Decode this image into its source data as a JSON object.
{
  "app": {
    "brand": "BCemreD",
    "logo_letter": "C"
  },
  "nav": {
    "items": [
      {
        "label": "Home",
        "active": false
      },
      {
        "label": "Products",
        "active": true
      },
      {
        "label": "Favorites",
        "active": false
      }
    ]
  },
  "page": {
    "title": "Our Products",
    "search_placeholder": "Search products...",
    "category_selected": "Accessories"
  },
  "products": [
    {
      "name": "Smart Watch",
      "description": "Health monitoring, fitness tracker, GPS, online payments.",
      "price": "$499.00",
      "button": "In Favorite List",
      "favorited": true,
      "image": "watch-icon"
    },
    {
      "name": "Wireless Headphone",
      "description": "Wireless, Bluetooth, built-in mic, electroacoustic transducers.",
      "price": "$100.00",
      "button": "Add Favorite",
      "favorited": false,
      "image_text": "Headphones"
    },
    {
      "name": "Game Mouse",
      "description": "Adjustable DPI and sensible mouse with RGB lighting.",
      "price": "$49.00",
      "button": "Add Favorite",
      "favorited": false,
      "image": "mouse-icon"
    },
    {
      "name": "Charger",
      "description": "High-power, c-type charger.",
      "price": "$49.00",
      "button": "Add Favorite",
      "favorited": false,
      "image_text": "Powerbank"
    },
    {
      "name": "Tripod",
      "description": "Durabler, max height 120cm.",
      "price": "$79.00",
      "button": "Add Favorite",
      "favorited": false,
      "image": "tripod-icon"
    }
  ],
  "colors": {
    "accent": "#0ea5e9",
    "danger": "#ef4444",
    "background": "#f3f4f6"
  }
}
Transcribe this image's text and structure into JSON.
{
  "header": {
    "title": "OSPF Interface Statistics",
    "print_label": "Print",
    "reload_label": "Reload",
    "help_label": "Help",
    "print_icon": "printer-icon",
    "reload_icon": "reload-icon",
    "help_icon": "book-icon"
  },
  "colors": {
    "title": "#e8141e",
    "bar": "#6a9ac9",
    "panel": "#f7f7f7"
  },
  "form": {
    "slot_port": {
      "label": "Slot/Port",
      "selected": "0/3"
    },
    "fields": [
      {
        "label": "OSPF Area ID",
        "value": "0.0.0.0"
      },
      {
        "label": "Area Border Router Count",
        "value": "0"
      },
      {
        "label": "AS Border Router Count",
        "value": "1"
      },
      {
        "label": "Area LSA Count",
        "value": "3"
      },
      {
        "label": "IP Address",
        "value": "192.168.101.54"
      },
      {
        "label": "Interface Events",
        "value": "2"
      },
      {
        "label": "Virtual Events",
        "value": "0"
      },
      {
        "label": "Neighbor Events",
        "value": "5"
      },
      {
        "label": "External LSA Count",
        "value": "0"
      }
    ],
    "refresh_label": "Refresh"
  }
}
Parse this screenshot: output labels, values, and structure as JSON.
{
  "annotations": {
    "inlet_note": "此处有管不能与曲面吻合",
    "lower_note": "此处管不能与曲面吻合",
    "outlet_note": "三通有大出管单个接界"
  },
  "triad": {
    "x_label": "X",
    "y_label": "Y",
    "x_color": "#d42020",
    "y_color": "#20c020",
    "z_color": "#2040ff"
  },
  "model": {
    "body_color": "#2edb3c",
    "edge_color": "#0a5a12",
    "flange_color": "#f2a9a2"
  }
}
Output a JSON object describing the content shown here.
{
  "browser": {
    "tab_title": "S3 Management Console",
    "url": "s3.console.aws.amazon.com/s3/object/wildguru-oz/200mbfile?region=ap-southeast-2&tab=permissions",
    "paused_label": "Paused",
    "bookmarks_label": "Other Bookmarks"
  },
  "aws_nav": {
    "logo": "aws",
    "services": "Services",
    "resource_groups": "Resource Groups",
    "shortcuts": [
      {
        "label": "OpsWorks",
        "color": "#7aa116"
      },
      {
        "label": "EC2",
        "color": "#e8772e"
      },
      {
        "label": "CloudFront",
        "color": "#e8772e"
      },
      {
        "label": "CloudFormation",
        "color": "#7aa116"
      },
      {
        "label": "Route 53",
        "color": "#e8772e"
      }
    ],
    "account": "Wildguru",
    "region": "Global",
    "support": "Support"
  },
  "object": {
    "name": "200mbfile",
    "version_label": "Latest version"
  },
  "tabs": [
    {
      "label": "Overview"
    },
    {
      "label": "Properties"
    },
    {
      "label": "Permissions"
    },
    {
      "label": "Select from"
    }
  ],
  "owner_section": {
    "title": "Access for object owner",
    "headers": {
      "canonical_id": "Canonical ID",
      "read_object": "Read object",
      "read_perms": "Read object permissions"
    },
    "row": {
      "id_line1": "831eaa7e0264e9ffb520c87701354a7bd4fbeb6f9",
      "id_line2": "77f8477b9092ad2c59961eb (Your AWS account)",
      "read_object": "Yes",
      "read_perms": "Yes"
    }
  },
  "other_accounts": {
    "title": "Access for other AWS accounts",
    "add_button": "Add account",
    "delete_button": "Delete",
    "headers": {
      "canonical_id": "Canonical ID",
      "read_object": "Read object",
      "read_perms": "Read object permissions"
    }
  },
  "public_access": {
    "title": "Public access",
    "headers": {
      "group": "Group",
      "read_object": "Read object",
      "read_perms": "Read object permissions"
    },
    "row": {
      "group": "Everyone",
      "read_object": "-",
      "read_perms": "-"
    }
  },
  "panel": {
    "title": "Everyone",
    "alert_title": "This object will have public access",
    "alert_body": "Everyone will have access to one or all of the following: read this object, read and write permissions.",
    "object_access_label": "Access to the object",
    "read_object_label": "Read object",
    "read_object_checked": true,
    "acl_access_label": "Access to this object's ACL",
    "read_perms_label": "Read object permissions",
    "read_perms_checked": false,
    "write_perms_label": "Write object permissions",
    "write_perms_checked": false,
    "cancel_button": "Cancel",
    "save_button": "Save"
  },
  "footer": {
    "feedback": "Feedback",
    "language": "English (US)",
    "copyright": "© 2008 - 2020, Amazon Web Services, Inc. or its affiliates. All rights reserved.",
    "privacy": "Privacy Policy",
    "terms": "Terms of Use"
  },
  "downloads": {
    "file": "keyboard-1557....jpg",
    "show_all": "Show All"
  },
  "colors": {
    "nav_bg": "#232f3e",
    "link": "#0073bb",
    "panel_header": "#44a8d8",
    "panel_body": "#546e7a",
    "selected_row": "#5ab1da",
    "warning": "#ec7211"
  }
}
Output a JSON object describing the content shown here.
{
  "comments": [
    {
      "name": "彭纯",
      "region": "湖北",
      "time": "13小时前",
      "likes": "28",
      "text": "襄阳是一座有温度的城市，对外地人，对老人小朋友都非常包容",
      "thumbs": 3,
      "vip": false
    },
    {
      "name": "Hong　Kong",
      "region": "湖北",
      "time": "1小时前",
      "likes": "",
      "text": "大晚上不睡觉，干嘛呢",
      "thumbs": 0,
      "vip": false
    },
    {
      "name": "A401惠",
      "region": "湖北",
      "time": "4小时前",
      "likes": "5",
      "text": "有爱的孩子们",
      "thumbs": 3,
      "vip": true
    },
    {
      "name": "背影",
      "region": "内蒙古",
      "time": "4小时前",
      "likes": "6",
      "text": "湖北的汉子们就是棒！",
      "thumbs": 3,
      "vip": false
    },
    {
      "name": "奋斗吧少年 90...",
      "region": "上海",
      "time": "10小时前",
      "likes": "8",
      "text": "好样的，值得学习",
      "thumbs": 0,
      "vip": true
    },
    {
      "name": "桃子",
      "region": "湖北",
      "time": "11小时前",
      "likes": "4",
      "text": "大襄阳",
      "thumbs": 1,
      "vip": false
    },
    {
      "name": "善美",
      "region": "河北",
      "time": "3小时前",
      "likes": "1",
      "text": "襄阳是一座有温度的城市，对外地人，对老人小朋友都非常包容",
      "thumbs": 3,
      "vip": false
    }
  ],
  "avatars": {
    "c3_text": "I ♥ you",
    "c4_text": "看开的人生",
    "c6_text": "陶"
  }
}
_ _ _ _ _ _ _
**Request:** Collect from the data above every line that includes "structure".

**Written response:**
Transcribe this image's text and structure into JSON.
Parse this screenshot: output labels, values, and structure as JSON.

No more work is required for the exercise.